In the listing below, find every line with the string "name" and pull it out.

##### Records to process

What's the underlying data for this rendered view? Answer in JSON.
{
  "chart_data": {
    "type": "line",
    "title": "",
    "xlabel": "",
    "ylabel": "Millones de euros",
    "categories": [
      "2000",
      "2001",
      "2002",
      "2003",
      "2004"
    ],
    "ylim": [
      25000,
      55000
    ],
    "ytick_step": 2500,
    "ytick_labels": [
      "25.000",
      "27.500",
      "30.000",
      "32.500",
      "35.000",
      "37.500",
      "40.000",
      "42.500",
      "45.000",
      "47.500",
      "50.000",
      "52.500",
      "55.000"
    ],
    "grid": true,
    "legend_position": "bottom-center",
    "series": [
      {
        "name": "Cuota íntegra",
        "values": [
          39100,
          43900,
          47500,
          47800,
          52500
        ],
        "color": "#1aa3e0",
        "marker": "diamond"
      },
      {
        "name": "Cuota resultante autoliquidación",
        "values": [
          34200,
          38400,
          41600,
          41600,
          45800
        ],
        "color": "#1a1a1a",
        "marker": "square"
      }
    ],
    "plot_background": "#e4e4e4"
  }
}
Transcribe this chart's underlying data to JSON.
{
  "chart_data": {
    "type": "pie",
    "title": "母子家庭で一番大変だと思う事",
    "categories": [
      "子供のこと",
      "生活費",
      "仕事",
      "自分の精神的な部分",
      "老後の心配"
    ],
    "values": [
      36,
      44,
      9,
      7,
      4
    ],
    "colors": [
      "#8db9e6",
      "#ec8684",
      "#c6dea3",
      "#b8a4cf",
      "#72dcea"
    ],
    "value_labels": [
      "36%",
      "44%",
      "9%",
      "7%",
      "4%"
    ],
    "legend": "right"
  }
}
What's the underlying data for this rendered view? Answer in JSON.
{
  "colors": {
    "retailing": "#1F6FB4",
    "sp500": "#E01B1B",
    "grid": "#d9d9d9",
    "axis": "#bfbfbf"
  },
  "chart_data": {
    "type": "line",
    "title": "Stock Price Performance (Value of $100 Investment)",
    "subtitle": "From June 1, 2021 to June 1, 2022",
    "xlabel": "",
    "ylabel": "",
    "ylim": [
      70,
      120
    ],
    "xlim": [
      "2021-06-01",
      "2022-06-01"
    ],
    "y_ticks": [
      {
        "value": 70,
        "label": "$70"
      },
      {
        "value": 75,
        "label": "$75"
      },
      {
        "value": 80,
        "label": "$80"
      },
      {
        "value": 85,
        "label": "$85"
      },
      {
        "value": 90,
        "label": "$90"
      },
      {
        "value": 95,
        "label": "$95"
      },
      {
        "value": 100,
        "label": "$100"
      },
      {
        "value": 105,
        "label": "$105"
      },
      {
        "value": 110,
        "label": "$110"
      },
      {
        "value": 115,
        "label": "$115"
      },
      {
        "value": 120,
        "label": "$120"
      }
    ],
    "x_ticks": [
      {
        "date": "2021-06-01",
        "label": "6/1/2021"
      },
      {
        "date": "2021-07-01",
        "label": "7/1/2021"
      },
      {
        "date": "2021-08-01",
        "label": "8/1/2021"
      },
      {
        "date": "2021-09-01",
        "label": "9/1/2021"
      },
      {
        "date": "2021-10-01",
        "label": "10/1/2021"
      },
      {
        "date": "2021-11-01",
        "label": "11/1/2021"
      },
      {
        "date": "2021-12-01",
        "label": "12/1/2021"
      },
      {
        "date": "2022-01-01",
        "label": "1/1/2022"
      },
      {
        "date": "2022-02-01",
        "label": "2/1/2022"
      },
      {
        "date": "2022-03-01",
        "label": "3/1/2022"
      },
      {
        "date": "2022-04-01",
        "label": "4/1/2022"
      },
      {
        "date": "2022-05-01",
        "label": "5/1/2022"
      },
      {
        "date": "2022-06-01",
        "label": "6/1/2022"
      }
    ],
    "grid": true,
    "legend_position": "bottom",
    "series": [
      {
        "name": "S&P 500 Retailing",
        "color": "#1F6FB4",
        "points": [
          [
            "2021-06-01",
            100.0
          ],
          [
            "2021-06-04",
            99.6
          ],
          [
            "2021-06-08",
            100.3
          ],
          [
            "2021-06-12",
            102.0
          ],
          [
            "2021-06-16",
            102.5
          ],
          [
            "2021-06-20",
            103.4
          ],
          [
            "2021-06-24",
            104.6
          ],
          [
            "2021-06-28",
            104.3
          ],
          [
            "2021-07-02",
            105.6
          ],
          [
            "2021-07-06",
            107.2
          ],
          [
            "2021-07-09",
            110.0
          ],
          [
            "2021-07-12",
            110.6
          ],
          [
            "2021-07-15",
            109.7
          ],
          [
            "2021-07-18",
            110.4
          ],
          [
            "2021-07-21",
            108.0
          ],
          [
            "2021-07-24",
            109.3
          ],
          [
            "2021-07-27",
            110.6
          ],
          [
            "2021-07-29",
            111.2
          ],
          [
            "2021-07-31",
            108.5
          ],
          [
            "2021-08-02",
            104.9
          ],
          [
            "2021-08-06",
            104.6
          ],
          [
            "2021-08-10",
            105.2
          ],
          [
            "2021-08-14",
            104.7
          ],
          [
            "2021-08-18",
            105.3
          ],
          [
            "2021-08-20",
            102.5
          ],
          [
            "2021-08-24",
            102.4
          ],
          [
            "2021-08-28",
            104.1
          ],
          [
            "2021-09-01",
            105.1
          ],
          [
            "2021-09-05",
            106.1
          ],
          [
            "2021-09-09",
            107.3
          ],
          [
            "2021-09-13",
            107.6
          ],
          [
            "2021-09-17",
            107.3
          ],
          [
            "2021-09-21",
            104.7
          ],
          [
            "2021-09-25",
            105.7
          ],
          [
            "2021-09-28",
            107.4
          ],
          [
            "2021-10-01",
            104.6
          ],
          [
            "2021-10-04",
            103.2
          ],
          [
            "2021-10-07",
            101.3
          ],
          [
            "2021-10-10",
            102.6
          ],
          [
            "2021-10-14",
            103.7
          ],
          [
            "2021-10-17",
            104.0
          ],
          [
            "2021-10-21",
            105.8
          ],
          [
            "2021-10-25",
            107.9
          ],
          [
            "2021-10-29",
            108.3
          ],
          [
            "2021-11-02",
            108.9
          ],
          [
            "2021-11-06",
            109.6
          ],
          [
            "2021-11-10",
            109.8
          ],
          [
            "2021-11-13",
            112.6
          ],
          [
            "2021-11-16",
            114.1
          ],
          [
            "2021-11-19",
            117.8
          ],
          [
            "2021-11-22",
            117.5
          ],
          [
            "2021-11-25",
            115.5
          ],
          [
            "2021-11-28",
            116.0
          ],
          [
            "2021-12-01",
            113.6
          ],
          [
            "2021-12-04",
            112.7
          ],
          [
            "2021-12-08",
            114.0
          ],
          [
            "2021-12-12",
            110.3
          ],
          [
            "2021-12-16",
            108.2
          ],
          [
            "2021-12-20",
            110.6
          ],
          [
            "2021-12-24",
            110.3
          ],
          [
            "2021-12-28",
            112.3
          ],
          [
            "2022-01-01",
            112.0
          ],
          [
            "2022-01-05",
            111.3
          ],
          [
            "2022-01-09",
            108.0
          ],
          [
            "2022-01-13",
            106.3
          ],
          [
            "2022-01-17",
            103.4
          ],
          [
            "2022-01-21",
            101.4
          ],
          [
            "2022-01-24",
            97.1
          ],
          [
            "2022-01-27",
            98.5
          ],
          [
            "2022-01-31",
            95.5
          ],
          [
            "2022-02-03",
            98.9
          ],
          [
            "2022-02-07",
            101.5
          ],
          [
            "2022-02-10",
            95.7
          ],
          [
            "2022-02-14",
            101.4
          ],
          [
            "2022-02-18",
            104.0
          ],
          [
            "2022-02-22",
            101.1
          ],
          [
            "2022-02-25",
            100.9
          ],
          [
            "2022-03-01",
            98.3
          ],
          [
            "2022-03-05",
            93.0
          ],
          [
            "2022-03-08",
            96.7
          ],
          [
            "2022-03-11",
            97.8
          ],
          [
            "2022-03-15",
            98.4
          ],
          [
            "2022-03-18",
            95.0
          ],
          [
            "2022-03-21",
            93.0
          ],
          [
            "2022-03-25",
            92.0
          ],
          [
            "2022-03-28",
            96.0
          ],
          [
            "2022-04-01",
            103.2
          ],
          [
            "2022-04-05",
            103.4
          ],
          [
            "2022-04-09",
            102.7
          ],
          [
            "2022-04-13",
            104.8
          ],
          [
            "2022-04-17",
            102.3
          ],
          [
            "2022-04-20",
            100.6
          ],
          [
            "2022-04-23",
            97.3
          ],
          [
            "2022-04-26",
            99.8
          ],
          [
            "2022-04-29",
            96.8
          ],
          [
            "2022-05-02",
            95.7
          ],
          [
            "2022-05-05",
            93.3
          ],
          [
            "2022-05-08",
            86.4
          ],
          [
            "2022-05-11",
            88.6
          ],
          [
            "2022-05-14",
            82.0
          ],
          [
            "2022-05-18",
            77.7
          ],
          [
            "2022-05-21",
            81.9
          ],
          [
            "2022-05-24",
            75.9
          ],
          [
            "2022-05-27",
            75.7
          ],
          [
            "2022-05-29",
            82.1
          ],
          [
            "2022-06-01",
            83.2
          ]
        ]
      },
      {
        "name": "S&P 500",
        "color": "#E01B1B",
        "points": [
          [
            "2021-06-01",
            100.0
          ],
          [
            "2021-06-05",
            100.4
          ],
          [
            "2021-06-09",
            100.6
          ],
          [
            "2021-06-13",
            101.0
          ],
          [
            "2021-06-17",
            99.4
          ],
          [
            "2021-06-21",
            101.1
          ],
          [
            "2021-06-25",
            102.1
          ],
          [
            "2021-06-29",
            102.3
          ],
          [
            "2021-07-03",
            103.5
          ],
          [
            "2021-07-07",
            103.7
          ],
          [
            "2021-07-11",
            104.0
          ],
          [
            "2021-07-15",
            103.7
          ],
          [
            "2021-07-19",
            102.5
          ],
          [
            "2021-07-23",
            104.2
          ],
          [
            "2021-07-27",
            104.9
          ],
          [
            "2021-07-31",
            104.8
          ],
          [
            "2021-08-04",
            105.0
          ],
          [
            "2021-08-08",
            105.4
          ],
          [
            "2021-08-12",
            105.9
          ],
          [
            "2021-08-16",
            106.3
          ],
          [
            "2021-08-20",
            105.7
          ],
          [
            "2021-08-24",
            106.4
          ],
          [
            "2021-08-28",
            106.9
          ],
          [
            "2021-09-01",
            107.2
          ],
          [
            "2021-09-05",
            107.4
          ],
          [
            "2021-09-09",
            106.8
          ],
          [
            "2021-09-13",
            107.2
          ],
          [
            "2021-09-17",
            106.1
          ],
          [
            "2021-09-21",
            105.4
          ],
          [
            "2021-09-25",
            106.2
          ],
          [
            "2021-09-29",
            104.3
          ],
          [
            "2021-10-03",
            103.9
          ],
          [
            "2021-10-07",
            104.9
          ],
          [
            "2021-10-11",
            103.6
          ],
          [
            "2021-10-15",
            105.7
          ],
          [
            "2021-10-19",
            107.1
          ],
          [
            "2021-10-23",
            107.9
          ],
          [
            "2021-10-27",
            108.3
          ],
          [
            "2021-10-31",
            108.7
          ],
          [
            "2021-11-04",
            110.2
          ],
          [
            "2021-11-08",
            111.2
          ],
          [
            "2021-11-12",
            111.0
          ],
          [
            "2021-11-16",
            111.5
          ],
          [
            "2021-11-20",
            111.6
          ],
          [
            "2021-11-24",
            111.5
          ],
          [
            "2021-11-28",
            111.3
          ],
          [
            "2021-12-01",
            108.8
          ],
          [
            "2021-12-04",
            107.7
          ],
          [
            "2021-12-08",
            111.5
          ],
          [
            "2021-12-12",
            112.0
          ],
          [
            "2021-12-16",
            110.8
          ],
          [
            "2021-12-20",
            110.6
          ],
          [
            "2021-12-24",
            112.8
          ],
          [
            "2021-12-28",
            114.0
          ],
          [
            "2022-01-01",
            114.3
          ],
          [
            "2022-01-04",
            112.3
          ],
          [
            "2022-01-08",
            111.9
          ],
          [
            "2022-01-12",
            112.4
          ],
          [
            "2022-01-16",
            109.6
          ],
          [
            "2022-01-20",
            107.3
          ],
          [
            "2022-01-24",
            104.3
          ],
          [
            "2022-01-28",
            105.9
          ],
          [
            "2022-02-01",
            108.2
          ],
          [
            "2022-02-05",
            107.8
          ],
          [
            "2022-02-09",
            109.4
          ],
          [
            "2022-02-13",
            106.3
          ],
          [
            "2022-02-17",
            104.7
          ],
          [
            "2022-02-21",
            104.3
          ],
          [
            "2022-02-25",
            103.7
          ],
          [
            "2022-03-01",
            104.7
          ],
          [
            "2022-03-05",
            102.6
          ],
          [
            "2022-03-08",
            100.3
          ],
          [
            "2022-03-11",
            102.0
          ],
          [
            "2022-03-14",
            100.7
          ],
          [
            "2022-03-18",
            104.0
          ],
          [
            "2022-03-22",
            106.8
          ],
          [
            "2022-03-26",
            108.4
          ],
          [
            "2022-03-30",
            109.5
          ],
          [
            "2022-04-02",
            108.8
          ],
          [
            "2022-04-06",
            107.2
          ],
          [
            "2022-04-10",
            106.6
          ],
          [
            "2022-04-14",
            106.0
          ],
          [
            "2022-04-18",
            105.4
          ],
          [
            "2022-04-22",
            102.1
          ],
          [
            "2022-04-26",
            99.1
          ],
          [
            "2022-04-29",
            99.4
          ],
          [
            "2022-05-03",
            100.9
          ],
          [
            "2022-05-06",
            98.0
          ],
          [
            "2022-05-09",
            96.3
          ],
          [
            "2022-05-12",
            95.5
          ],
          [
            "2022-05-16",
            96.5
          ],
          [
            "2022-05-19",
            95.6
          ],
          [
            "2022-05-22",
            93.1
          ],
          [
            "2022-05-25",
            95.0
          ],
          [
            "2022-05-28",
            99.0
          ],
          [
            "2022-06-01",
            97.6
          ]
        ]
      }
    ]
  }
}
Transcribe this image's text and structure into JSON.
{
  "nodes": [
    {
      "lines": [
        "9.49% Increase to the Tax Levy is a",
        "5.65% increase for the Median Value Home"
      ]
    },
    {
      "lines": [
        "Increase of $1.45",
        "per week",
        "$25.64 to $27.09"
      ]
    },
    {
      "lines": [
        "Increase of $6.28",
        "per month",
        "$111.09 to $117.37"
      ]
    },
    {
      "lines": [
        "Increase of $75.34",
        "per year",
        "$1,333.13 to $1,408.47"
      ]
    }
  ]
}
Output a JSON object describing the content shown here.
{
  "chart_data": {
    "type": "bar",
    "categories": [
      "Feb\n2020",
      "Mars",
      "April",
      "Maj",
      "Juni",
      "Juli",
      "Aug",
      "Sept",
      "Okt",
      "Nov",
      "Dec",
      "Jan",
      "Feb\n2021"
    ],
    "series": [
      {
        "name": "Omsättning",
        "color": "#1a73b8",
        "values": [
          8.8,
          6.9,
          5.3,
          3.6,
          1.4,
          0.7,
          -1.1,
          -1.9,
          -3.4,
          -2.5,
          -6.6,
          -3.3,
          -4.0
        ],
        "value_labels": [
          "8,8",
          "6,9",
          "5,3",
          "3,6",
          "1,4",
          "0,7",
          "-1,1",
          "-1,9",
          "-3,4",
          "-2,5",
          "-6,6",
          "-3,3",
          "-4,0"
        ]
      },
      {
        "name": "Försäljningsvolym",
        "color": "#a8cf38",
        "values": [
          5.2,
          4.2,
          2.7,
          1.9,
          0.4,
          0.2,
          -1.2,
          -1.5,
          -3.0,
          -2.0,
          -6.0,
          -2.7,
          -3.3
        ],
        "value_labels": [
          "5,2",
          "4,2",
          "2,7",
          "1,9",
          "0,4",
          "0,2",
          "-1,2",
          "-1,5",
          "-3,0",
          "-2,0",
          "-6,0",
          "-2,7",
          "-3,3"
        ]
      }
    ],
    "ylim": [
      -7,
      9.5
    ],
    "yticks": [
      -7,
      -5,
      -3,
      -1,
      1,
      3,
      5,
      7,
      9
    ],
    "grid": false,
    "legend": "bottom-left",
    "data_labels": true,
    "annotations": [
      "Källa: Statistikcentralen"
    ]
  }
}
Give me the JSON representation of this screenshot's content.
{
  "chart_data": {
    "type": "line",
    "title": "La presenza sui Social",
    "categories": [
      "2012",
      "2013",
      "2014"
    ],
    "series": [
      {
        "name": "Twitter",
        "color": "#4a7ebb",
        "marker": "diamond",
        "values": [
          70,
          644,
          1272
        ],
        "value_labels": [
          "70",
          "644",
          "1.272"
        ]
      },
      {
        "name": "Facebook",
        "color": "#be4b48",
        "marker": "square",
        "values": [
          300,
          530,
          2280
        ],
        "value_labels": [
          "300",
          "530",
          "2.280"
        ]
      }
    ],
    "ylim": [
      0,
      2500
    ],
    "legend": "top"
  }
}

##########

* **Response to this task**:
        "name": "Cuota íntegra",
        "name": "Cuota resultante autoliquidación",
        "name": "S&P 500 Retailing",
        "name": "S&P 500",
        "name": "Omsättning",
        "name": "Försäljningsvolym",
        "name": "Twitter",
        "name": "Facebook",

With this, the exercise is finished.